**Task prompt**
Find each line containing the string "Витамин". Copy it.

**Material shown**

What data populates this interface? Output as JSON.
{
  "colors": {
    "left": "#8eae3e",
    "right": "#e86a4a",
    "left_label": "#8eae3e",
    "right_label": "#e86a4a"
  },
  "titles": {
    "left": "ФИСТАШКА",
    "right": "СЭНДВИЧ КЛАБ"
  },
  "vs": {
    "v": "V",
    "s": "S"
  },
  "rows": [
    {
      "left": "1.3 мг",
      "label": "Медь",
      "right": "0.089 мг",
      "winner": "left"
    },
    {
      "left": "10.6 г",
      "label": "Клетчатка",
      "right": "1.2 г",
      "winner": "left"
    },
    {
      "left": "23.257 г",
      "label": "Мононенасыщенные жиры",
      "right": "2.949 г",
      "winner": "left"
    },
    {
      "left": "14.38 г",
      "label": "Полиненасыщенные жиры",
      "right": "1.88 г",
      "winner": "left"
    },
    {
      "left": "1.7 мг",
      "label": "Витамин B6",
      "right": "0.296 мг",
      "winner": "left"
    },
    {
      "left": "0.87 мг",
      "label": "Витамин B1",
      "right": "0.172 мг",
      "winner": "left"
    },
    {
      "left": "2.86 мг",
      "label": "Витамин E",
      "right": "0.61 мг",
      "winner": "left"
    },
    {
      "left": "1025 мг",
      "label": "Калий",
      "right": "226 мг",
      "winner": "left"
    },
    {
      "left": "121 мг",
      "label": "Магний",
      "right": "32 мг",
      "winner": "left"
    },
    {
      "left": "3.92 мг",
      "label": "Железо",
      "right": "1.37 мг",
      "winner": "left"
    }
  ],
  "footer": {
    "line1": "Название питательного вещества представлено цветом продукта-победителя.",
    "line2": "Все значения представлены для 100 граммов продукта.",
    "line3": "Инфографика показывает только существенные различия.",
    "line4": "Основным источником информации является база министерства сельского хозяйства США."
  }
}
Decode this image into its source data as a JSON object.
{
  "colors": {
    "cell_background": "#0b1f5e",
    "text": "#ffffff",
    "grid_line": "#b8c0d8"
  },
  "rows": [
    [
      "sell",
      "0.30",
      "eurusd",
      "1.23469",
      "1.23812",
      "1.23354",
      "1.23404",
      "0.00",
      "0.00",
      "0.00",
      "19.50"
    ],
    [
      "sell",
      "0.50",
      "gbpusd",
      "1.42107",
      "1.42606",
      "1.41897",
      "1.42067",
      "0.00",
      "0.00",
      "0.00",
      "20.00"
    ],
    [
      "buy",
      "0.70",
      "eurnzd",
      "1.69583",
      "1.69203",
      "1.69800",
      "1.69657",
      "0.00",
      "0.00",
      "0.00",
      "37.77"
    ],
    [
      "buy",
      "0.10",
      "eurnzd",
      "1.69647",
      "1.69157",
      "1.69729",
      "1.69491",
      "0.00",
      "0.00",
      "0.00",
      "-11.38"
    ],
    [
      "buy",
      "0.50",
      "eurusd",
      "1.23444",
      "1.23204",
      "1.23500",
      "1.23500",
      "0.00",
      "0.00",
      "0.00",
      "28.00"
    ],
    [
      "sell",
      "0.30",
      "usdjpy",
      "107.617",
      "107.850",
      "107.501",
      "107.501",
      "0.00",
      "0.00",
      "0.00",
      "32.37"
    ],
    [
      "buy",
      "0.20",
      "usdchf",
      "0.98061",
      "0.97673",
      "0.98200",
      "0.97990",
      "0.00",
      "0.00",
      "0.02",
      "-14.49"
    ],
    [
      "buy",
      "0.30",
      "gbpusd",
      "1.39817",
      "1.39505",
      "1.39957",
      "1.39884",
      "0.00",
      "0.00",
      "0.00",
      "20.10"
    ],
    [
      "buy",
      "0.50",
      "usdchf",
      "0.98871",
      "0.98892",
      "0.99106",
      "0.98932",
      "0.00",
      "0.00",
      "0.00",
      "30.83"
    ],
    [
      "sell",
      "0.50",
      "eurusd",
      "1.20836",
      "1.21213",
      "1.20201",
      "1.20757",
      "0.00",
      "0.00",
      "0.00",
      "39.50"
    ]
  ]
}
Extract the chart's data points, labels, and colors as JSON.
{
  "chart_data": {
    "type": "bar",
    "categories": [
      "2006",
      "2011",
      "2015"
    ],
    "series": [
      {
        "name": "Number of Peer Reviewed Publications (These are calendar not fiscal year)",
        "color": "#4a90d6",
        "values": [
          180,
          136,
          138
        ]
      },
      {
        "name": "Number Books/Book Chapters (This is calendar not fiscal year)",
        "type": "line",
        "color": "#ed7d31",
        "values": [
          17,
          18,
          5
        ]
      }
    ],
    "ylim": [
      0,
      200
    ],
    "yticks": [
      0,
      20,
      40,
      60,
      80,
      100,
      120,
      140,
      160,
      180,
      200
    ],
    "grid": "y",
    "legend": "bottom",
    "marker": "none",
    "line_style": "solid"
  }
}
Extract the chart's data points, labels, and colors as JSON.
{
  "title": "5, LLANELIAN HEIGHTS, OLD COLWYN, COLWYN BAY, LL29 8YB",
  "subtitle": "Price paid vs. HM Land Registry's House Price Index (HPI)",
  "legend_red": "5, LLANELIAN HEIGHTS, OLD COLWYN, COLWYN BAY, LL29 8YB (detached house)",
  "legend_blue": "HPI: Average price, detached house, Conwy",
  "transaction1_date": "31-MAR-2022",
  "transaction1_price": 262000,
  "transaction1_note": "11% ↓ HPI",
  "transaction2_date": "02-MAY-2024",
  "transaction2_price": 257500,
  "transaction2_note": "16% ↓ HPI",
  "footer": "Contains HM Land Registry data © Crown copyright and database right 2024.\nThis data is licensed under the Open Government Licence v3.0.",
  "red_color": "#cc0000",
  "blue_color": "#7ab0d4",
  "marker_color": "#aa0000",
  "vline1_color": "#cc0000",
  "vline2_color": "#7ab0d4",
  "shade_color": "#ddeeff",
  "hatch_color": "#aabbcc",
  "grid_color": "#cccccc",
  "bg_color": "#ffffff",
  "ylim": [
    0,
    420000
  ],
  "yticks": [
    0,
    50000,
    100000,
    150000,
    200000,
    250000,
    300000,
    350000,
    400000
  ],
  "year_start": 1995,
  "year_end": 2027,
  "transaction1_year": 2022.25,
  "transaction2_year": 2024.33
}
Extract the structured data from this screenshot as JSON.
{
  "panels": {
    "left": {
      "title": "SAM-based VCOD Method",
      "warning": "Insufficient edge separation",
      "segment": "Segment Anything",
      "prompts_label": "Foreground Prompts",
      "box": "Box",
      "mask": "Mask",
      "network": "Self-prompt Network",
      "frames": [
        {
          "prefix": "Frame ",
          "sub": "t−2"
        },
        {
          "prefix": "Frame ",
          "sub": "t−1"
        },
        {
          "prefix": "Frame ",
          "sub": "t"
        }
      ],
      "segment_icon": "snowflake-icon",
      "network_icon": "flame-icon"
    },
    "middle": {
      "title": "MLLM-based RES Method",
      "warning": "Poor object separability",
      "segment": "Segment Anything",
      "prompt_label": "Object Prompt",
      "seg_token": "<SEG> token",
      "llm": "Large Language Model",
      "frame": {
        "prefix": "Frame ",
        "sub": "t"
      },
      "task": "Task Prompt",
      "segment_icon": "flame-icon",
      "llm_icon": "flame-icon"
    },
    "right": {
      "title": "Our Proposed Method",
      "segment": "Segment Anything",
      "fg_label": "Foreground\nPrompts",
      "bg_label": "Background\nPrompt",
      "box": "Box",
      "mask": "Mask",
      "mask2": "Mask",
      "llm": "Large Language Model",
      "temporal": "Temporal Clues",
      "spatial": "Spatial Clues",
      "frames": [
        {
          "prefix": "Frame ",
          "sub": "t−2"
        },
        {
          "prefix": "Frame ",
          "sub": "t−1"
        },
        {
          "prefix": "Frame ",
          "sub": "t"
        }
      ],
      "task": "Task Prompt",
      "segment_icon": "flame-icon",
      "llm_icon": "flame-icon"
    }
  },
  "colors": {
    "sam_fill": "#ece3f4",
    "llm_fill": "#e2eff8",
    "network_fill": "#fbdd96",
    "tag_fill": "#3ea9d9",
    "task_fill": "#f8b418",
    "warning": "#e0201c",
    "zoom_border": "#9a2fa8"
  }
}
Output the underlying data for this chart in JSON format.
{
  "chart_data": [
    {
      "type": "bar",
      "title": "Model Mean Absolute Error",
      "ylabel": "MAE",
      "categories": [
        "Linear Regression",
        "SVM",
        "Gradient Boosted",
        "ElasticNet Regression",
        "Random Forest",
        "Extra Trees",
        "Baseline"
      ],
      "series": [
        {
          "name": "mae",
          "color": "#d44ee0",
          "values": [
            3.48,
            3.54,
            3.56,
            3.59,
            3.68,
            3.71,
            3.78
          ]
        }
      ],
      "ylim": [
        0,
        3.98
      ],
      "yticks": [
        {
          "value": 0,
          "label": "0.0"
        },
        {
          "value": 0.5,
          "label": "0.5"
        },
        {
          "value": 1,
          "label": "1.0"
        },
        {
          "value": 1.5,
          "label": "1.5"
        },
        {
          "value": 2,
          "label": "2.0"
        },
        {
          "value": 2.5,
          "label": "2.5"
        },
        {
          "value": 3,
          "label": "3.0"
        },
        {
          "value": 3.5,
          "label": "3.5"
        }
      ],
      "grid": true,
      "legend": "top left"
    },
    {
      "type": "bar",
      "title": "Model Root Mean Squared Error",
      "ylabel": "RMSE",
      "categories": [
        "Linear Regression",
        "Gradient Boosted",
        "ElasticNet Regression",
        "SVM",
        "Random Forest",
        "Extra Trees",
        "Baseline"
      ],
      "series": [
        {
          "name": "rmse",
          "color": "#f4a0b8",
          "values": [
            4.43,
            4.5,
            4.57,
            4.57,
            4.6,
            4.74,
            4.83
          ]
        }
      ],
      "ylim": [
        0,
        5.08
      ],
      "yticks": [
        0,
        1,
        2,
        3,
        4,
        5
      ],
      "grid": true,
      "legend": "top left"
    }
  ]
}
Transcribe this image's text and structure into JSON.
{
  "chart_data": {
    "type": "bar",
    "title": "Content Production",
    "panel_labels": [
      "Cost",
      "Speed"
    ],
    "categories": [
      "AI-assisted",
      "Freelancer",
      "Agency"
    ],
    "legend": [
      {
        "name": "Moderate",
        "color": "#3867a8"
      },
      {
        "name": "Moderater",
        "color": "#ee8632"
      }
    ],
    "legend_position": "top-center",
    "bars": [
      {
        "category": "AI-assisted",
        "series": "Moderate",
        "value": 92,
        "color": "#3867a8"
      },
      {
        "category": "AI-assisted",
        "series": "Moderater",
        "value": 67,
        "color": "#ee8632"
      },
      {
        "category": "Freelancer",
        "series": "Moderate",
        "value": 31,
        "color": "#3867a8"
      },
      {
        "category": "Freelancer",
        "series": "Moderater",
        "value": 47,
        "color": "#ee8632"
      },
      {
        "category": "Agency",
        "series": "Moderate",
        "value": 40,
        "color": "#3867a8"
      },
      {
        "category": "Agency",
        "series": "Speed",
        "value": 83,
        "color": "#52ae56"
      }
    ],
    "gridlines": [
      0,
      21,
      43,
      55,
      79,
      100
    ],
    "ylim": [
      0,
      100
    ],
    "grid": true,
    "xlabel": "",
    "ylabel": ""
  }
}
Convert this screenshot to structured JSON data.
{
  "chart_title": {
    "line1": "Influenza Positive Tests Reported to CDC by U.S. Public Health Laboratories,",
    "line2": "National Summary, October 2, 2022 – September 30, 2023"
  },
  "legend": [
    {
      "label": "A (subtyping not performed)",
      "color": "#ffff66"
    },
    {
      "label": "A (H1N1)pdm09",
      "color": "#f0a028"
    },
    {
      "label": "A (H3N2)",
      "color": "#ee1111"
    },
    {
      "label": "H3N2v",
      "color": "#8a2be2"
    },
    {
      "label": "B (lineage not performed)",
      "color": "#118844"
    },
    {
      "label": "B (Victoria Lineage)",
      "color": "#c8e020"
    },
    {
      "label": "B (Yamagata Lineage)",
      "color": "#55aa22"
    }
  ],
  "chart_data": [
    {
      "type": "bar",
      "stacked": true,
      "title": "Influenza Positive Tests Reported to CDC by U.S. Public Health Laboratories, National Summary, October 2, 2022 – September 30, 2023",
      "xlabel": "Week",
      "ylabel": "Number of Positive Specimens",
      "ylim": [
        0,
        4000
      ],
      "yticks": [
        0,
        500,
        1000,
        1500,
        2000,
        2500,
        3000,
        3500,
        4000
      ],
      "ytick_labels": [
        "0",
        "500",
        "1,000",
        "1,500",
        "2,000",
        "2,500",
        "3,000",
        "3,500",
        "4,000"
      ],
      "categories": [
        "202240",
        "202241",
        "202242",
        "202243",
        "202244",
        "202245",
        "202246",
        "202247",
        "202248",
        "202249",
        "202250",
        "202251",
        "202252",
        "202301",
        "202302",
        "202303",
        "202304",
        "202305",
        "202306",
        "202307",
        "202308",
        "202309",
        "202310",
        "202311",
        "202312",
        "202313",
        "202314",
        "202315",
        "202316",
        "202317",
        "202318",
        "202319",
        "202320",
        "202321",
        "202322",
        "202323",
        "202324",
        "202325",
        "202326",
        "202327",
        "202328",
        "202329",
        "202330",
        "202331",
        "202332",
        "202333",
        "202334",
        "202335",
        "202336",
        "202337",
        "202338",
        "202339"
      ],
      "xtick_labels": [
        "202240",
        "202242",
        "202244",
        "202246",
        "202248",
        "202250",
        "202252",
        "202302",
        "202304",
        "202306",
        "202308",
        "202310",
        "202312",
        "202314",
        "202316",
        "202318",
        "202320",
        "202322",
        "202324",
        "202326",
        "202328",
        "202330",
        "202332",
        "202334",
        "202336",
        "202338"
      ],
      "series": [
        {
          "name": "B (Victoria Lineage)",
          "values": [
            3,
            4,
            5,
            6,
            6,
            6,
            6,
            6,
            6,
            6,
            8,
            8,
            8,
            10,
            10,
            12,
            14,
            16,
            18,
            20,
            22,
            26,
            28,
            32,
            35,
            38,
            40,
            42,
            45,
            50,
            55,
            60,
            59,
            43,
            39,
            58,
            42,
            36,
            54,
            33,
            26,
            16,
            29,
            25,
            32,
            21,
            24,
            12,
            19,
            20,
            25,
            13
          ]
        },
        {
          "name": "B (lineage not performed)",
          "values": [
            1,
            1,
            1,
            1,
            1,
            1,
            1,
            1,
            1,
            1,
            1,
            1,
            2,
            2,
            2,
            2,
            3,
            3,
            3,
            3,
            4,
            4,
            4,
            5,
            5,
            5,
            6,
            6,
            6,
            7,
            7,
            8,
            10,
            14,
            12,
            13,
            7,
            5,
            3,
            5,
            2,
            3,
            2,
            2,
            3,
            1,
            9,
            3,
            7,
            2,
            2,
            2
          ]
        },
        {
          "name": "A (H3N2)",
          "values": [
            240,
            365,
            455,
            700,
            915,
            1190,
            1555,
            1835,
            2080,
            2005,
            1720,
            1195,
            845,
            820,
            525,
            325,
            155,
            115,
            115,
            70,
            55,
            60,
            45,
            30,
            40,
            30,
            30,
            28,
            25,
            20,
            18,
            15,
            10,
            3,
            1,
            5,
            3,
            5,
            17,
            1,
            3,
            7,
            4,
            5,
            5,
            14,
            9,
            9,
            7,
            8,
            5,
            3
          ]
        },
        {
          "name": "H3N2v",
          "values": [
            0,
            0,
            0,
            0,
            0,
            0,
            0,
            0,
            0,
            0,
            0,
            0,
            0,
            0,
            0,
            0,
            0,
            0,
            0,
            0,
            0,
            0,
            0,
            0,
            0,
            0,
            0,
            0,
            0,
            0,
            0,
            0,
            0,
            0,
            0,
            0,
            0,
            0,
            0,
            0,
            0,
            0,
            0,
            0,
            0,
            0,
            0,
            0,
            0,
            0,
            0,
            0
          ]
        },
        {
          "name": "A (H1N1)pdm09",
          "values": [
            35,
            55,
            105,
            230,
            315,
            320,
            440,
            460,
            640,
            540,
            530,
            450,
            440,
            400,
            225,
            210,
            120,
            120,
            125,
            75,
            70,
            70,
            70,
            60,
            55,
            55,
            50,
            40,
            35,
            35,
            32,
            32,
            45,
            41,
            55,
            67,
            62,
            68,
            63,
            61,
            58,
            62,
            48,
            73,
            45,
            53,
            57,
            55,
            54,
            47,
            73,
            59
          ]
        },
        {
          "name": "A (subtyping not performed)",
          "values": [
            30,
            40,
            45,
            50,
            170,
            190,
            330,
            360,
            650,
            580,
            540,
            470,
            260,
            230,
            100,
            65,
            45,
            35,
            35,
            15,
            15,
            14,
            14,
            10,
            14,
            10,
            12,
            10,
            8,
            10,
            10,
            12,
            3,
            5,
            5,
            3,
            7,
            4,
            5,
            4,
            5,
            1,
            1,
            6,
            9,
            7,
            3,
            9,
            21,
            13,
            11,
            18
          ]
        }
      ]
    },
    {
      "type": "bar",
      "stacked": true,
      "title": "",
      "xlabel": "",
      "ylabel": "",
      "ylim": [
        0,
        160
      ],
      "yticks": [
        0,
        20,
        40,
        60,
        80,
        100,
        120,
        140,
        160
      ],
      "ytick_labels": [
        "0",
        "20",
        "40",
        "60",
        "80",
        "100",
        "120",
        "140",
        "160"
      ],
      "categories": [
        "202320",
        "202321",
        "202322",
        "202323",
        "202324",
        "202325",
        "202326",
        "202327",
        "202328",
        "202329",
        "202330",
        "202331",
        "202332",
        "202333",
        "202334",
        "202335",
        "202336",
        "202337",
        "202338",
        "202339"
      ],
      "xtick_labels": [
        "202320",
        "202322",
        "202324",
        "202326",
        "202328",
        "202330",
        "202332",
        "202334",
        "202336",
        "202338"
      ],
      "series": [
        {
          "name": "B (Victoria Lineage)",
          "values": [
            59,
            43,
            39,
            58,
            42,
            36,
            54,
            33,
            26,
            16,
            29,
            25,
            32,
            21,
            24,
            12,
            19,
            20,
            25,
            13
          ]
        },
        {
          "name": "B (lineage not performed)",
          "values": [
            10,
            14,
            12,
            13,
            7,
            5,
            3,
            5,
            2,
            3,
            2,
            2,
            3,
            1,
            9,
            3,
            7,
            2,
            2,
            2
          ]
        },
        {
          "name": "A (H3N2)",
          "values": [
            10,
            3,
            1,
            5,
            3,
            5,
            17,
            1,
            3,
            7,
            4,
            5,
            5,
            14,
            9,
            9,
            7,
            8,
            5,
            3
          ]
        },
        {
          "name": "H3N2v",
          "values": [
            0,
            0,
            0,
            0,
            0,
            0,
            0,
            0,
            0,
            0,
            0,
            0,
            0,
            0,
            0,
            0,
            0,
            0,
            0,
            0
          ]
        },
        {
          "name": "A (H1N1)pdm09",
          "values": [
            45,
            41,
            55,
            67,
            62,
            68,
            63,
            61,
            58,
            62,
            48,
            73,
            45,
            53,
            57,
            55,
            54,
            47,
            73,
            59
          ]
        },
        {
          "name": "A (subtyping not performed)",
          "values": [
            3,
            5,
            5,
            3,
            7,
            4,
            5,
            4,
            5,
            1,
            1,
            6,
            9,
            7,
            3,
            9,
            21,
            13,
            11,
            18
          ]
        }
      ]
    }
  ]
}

**Result**
      "label": "Витамин B6",
      "label": "Витамин B1",
      "label": "Витамин E",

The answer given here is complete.